* Required work *
Keep only the lines that hold the string "Baden", filtering out the rest of the entries below.

* Entries supplied *
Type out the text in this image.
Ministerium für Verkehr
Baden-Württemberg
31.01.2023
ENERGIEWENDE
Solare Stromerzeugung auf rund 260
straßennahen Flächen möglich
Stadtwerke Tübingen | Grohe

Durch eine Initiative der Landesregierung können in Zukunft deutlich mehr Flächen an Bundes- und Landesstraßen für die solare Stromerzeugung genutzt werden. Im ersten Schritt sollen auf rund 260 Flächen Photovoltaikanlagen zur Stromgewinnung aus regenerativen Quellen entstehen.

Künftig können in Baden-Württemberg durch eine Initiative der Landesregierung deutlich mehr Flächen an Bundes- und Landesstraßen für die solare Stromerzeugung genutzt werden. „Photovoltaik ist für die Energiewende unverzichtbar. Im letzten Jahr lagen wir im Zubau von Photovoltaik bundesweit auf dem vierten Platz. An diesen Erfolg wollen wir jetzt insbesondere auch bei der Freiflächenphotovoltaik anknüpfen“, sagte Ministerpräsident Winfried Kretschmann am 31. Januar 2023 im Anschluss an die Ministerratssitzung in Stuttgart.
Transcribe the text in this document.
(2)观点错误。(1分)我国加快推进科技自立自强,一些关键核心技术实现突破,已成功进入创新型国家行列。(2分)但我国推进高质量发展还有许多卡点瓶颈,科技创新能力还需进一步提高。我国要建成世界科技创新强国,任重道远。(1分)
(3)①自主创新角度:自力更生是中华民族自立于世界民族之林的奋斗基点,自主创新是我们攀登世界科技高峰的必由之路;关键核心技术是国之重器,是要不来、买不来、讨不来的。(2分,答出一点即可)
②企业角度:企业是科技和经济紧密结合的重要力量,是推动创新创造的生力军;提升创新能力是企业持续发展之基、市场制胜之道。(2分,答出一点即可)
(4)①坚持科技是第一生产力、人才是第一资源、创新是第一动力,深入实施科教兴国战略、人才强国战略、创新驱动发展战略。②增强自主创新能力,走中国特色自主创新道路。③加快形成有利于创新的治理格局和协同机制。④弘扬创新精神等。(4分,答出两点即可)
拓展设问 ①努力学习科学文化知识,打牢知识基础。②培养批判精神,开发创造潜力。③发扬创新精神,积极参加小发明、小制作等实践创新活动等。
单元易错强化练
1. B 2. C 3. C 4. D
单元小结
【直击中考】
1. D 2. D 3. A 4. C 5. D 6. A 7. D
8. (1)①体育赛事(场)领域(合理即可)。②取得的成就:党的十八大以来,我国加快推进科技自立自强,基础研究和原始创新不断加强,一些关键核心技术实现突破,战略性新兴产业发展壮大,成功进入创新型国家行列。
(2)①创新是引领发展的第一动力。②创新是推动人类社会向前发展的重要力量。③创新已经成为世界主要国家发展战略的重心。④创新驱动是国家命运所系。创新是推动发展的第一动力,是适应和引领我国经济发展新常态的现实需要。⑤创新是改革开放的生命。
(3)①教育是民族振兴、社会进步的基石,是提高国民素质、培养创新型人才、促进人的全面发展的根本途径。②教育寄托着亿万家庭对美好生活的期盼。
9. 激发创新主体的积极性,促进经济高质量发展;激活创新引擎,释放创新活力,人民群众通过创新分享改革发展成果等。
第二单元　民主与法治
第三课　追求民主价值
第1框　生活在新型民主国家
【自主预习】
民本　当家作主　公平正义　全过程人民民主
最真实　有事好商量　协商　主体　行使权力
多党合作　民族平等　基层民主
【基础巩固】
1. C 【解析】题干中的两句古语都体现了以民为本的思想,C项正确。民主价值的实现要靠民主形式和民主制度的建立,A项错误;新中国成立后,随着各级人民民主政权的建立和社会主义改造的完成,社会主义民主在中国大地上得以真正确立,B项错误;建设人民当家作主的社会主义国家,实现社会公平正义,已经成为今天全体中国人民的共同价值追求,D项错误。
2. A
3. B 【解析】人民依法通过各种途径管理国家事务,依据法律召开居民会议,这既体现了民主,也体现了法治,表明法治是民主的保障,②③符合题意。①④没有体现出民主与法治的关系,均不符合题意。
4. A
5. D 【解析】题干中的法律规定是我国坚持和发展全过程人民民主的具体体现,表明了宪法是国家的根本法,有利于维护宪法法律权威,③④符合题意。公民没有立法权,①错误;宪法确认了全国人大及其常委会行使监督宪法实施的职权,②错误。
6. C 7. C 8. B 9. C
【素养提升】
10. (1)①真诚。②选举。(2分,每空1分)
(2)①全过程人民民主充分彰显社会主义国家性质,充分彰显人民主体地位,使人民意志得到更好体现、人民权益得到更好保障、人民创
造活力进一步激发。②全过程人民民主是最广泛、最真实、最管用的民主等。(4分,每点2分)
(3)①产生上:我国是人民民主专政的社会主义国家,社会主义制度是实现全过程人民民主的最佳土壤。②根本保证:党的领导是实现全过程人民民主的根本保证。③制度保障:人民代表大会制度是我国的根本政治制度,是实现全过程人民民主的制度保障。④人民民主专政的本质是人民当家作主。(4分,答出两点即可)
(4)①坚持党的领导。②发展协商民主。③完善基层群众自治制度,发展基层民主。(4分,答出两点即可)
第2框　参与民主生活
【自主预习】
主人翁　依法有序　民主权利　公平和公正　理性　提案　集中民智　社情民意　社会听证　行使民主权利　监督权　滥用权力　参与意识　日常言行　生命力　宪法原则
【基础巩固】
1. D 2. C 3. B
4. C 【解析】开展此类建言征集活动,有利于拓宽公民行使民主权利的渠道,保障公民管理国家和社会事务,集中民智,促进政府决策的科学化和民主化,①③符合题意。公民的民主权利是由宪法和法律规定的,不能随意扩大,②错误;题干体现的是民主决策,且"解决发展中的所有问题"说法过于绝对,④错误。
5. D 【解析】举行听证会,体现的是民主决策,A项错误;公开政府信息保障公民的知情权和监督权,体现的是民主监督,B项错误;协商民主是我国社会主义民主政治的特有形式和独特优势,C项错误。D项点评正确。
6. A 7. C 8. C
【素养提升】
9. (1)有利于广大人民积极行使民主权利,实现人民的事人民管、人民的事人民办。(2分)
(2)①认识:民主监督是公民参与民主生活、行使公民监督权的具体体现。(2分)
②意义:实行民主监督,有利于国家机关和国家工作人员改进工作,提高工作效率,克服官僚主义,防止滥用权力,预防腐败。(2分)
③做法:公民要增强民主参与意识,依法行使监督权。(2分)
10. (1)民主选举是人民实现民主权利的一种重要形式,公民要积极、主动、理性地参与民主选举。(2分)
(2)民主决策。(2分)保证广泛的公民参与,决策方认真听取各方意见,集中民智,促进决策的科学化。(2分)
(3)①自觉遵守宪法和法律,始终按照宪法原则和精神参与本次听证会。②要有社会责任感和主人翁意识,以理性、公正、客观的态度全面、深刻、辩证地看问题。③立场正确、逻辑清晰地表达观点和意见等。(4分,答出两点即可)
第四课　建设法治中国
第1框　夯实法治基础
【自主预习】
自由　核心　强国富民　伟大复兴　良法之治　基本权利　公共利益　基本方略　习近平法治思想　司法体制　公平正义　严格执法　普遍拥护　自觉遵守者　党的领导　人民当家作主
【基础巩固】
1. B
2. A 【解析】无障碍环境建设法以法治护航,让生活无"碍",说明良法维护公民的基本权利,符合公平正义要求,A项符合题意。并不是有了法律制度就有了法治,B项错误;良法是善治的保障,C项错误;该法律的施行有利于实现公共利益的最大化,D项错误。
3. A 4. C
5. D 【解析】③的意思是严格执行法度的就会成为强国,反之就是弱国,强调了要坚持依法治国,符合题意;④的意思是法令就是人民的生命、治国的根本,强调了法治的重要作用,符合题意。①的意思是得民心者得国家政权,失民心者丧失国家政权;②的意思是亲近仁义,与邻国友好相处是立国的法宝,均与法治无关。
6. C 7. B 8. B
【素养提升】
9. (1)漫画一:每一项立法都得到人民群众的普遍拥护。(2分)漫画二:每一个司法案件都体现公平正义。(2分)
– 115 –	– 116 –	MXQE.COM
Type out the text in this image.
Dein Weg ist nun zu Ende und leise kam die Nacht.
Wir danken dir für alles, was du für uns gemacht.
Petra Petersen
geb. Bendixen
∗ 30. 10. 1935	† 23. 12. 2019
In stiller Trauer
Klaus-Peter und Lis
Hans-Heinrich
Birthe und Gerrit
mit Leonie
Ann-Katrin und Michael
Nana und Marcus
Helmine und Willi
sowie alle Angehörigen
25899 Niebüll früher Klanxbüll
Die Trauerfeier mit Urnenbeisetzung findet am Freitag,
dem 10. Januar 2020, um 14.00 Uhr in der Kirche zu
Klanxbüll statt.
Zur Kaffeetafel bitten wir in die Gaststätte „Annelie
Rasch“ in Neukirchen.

* The reply *
Baden-Württemberg
Künftig können in Baden-Württemberg durch eine Initiative der Landesregierung deutlich mehr Flächen an Bundes- und Landesstraßen für die solare Stromerzeugung genutzt werden. „Photovoltaik ist für die Energiewende unverzichtbar. Im letzten Jahr lagen wir im Zubau von Photovoltaik bundesweit auf dem vierten Platz. An diesen Erfolg wollen wir jetzt insbesondere auch bei der Freiflächenphotovoltaik anknüpfen“, sagte Ministerpräsident Winfried Kretschmann am 31. Januar 2023 im Anschluss an die Ministerratssitzung in Stuttgart.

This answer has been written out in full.